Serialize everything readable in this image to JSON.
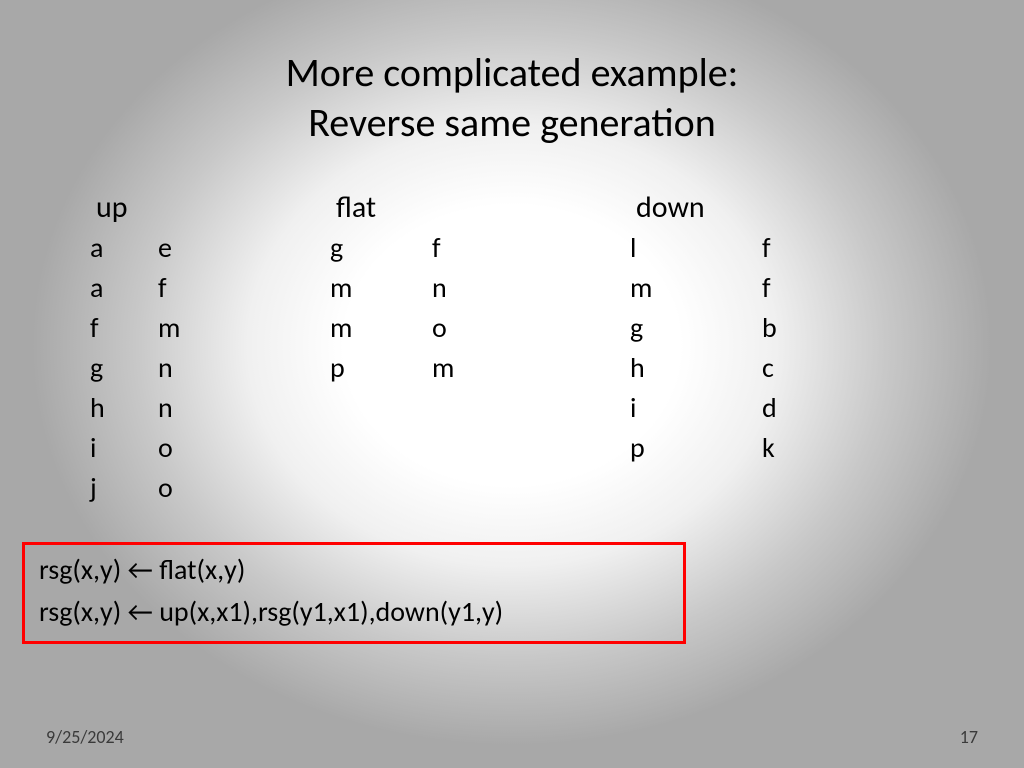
{
  "title": {
    "line1": "More complicated example:",
    "line2": "Reverse same generation"
  },
  "columns": {
    "up": {
      "header": "up",
      "rows": [
        [
          "a",
          "e"
        ],
        [
          "a",
          "f"
        ],
        [
          "f",
          "m"
        ],
        [
          "g",
          "n"
        ],
        [
          "h",
          "n"
        ],
        [
          "i",
          "o"
        ],
        [
          "j",
          "o"
        ]
      ]
    },
    "flat": {
      "header": "flat",
      "rows": [
        [
          "g",
          "f"
        ],
        [
          "m",
          "n"
        ],
        [
          "m",
          "o"
        ],
        [
          "p",
          "m"
        ]
      ]
    },
    "down": {
      "header": "down",
      "rows": [
        [
          "l",
          "f"
        ],
        [
          "m",
          "f"
        ],
        [
          "g",
          "b"
        ],
        [
          "h",
          "c"
        ],
        [
          "i",
          "d"
        ],
        [
          "p",
          "k"
        ]
      ]
    }
  },
  "rules": {
    "line1": "rsg(x,y) ← flat(x,y)",
    "line2": "rsg(x,y) ← up(x,x1),rsg(y1,x1),down(y1,y)"
  },
  "footer": {
    "date": "9/25/2024",
    "page": "17"
  }
}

━━━━━━━━━━━━━━━━━━━━

(Exercise task) Quote every record above exactly, leaving out any pictures.

(Answer in full)
Serialize everything readable in this image to JSON.
{
  "title": {
    "line1": "More complicated example:",
    "line2": "Reverse same generation"
  },
  "columns": {
    "up": {
      "header": "up",
      "rows": [
        [
          "a",
          "e"
        ],
        [
          "a",
          "f"
        ],
        [
          "f",
          "m"
        ],
        [
          "g",
          "n"
        ],
        [
          "h",
          "n"
        ],
        [
          "i",
          "o"
        ],
        [
          "j",
          "o"
        ]
      ]
    },
    "flat": {
      "header": "flat",
      "rows": [
        [
          "g",
          "f"
        ],
        [
          "m",
          "n"
        ],
        [
          "m",
          "o"
        ],
        [
          "p",
          "m"
        ]
      ]
    },
    "down": {
      "header": "down",
      "rows": [
        [
          "l",
          "f"
        ],
        [
          "m",
          "f"
        ],
        [
          "g",
          "b"
        ],
        [
          "h",
          "c"
        ],
        [
          "i",
          "d"
        ],
        [
          "p",
          "k"
        ]
      ]
    }
  },
  "rules": {
    "line1": "rsg(x,y) ← flat(x,y)",
    "line2": "rsg(x,y) ← up(x,x1),rsg(y1,x1),down(y1,y)"
  },
  "footer": {
    "date": "9/25/2024",
    "page": "17"
  }
}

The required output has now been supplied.